Exercise input ▸
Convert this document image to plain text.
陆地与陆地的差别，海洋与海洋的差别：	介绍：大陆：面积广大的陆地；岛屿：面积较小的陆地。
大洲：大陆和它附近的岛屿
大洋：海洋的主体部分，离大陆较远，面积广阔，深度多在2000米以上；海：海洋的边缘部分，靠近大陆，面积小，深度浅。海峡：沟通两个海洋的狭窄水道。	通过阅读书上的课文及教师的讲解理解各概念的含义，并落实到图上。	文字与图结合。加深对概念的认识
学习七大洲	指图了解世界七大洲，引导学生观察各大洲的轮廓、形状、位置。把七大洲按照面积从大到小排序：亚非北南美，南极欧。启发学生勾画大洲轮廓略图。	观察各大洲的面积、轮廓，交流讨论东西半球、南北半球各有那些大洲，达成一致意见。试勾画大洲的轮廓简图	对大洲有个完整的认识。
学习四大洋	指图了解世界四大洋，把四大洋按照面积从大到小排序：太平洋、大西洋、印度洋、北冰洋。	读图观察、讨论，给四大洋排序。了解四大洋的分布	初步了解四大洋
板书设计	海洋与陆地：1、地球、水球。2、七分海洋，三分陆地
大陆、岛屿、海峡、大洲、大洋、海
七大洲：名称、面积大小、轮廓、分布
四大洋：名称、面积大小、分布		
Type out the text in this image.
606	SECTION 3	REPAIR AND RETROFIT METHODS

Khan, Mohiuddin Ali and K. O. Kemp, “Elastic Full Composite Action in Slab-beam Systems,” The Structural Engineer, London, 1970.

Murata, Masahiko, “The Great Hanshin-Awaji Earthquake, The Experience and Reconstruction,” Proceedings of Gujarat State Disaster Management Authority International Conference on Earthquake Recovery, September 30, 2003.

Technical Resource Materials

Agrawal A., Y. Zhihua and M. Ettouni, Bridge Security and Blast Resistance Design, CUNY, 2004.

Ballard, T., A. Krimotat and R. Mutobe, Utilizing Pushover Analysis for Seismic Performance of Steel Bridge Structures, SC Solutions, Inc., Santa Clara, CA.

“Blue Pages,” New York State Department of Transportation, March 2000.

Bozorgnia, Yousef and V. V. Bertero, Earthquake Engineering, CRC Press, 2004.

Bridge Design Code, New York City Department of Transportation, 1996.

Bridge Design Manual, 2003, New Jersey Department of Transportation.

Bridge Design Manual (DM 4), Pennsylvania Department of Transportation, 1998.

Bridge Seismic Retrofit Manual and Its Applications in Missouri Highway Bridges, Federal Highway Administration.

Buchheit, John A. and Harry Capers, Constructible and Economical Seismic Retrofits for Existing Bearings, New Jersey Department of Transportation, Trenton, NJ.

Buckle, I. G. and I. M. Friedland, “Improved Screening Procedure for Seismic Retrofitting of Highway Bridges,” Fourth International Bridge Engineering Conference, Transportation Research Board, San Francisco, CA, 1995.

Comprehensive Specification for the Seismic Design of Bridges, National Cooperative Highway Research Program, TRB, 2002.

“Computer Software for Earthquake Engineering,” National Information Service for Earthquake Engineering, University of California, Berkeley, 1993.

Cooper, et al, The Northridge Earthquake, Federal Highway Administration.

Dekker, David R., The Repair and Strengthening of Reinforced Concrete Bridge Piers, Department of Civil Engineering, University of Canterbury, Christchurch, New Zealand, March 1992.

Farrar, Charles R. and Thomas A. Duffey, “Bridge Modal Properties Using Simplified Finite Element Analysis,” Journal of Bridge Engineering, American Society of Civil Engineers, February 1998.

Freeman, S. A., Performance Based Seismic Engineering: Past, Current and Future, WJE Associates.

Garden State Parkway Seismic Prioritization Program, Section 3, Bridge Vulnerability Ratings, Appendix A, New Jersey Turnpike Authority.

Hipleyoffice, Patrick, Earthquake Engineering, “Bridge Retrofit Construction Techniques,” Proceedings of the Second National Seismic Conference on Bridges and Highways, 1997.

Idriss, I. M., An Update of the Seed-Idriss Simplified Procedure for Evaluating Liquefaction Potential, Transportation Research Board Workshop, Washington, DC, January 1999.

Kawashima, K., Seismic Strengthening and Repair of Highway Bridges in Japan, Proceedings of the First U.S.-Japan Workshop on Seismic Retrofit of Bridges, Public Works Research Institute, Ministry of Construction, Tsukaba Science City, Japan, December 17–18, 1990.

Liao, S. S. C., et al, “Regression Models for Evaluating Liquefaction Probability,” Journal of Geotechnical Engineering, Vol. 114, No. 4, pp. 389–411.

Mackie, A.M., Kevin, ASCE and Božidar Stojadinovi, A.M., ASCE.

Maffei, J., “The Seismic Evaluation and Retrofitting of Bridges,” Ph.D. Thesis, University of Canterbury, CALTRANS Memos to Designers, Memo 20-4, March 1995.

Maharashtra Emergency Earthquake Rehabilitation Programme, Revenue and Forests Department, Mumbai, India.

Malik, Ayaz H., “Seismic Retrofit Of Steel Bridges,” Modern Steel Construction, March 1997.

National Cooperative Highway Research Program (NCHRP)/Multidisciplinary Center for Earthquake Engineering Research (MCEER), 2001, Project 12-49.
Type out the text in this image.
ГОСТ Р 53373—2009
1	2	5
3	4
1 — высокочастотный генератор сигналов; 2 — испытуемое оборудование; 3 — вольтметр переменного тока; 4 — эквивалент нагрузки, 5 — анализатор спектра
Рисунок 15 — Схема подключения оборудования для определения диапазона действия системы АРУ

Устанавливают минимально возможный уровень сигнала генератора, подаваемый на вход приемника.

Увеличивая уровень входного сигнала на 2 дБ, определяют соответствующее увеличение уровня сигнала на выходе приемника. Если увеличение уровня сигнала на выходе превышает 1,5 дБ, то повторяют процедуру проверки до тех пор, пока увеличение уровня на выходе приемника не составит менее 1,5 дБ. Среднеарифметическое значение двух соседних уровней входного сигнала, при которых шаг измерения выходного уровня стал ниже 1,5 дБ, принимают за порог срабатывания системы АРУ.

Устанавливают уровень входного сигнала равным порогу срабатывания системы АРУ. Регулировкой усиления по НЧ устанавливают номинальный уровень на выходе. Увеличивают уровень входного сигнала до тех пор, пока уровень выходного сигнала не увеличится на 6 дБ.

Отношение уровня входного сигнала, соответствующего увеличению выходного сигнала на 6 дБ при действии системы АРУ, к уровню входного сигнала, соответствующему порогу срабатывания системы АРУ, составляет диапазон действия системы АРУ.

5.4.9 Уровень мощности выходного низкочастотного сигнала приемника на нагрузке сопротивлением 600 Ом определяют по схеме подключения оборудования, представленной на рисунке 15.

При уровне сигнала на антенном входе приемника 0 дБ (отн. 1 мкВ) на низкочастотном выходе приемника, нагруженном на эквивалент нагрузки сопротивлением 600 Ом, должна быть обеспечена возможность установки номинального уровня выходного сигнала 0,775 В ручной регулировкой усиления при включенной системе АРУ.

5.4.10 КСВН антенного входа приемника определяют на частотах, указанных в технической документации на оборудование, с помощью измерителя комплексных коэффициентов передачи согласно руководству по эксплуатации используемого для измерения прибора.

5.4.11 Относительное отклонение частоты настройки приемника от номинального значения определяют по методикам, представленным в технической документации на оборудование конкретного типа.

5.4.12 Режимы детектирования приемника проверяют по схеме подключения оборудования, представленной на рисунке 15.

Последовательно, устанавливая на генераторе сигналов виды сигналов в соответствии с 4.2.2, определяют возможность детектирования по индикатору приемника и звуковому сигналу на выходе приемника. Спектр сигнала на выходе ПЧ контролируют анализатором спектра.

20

Instructions for the task ▸
State how many lines of the records above contain the word "Jersey", giving only that number.

Exercise output ▸
3